Records from a data collection:
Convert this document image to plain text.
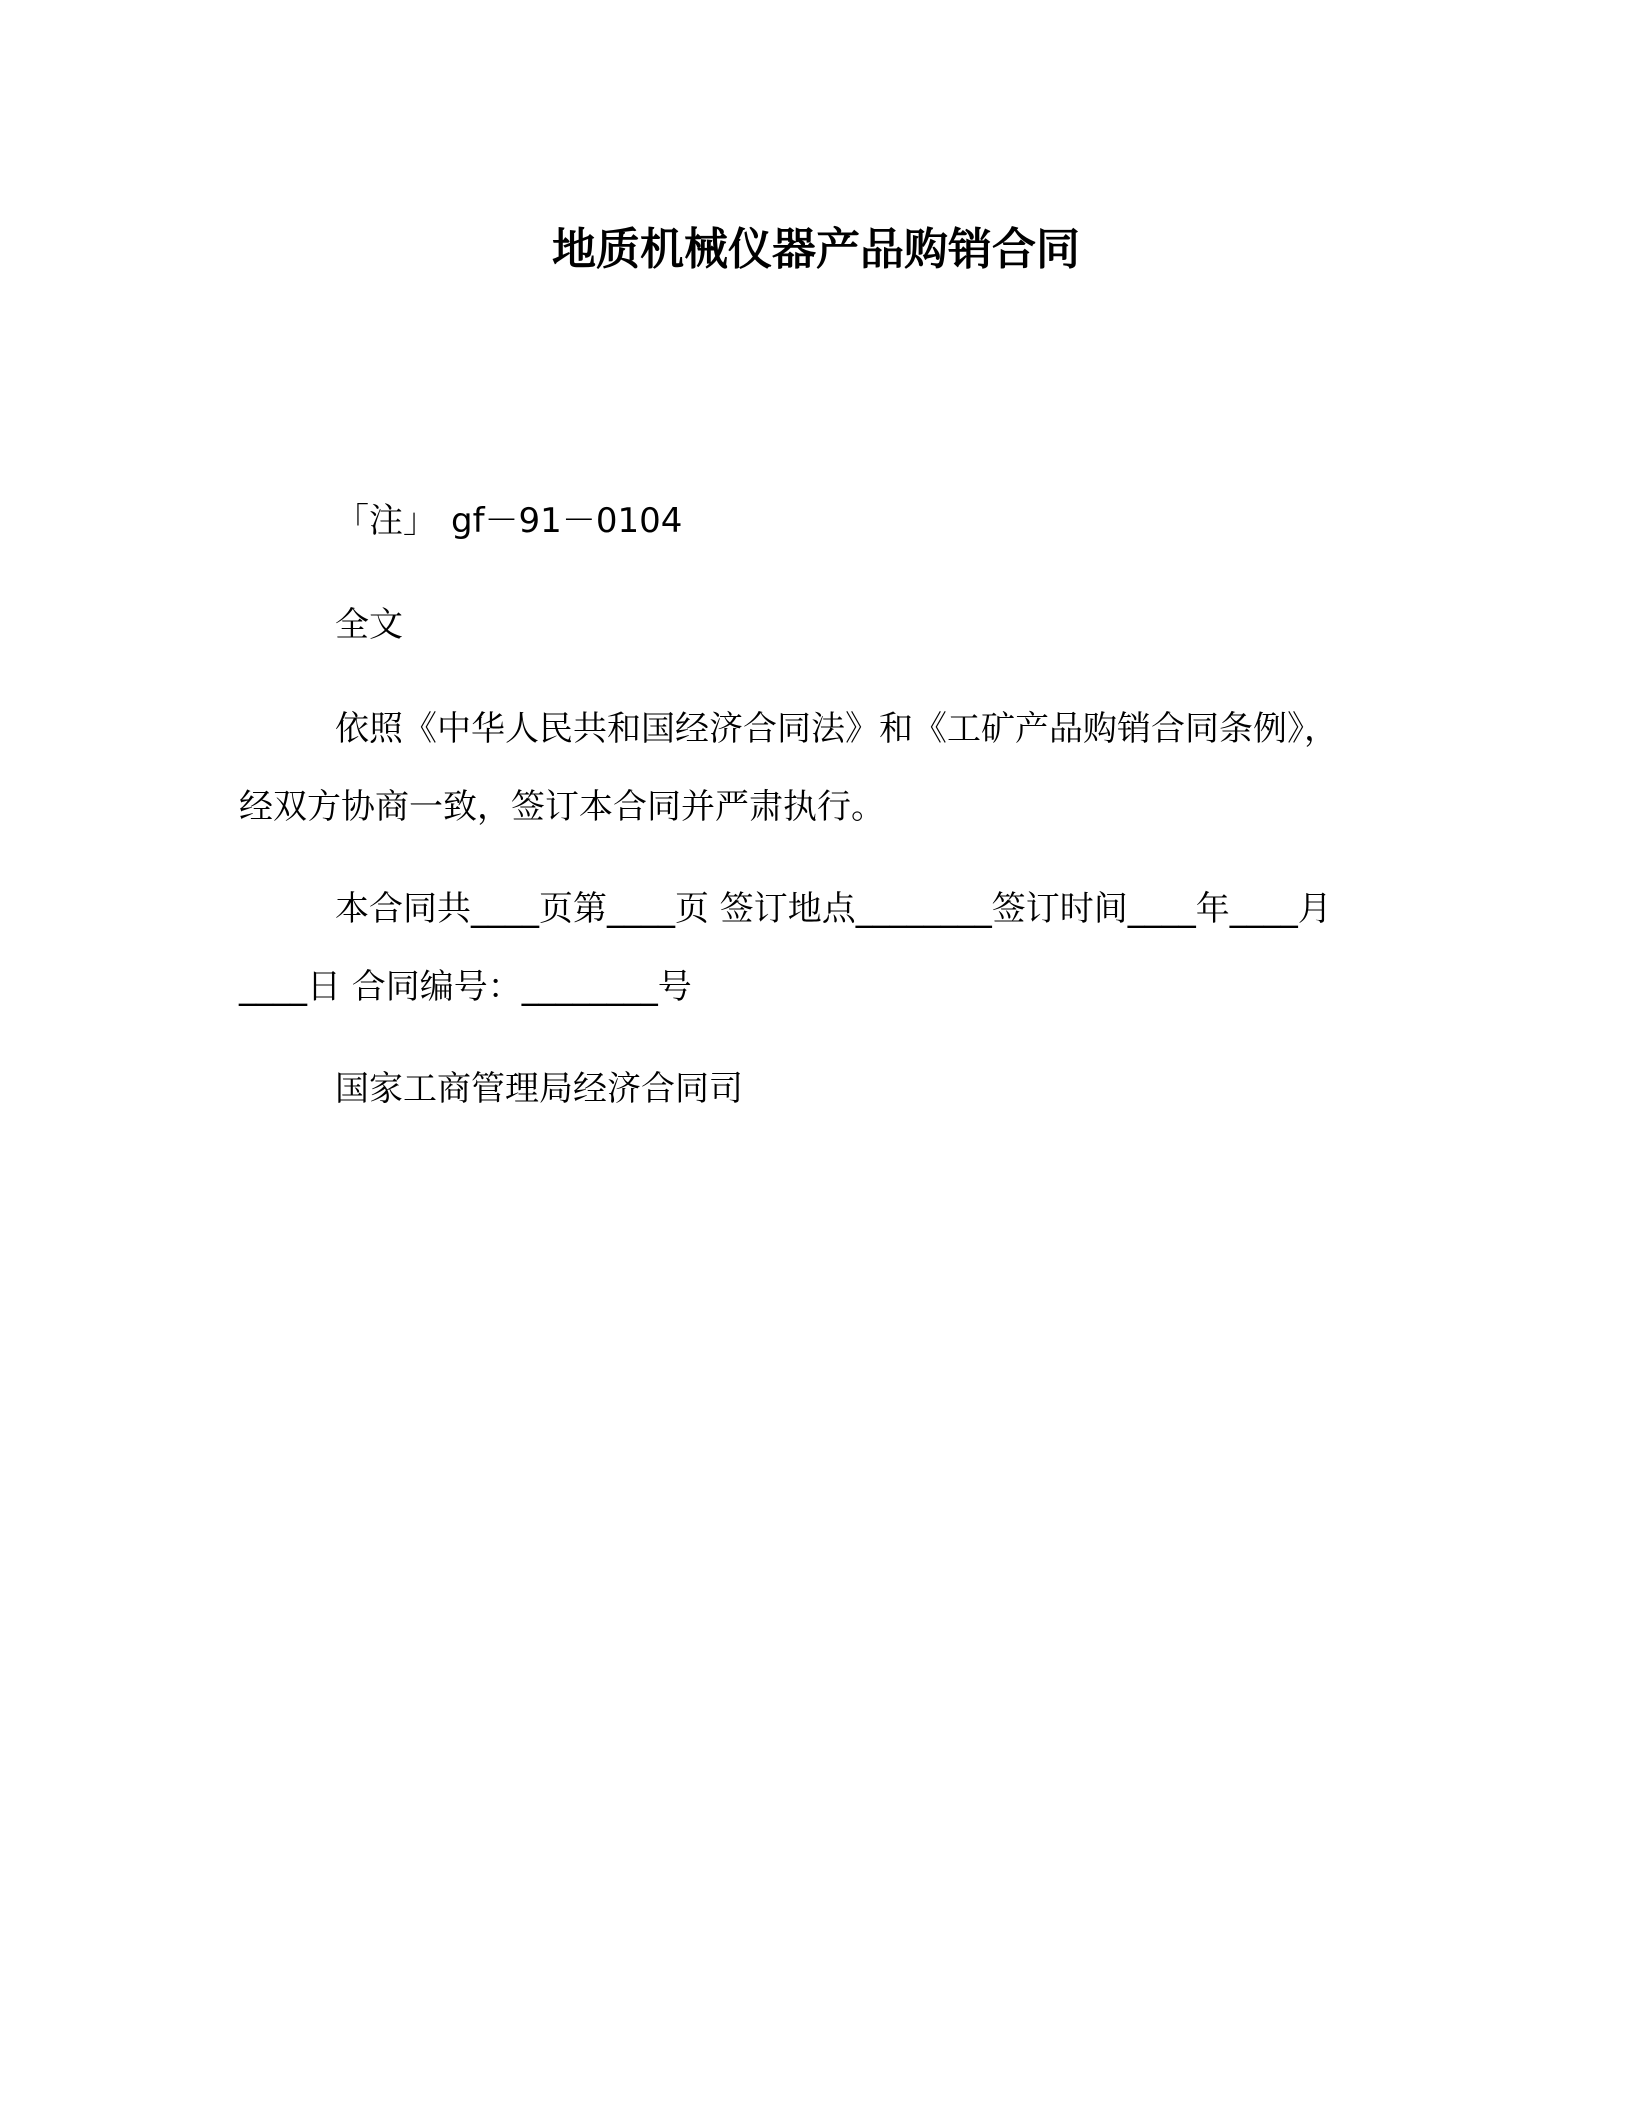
地质机械仪器产品购销合同

「注」 gf－91－0104

全文

依照《中华人民共和国经济合同法》和《工矿产品购销合同条例》，经双方协商一致，签订本合同并严肃执行。

本合同共____页第____页 签订地点________签订时间____年____月____日 合同编号：________号

国家工商管理局经济合同司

_DIRECTIVE_. Without the pictures, restate all the entries above exactly.

_SOLVED EXERCISE_.
Convert this document image to plain text.
地质机械仪器产品购销合同

「注」 gf－91－0104

全文

依照《中华人民共和国经济合同法》和《工矿产品购销合同条例》，经双方协商一致，签订本合同并严肃执行。

本合同共____页第____页 签订地点________签订时间____年____月____日 合同编号：________号

国家工商管理局经济合同司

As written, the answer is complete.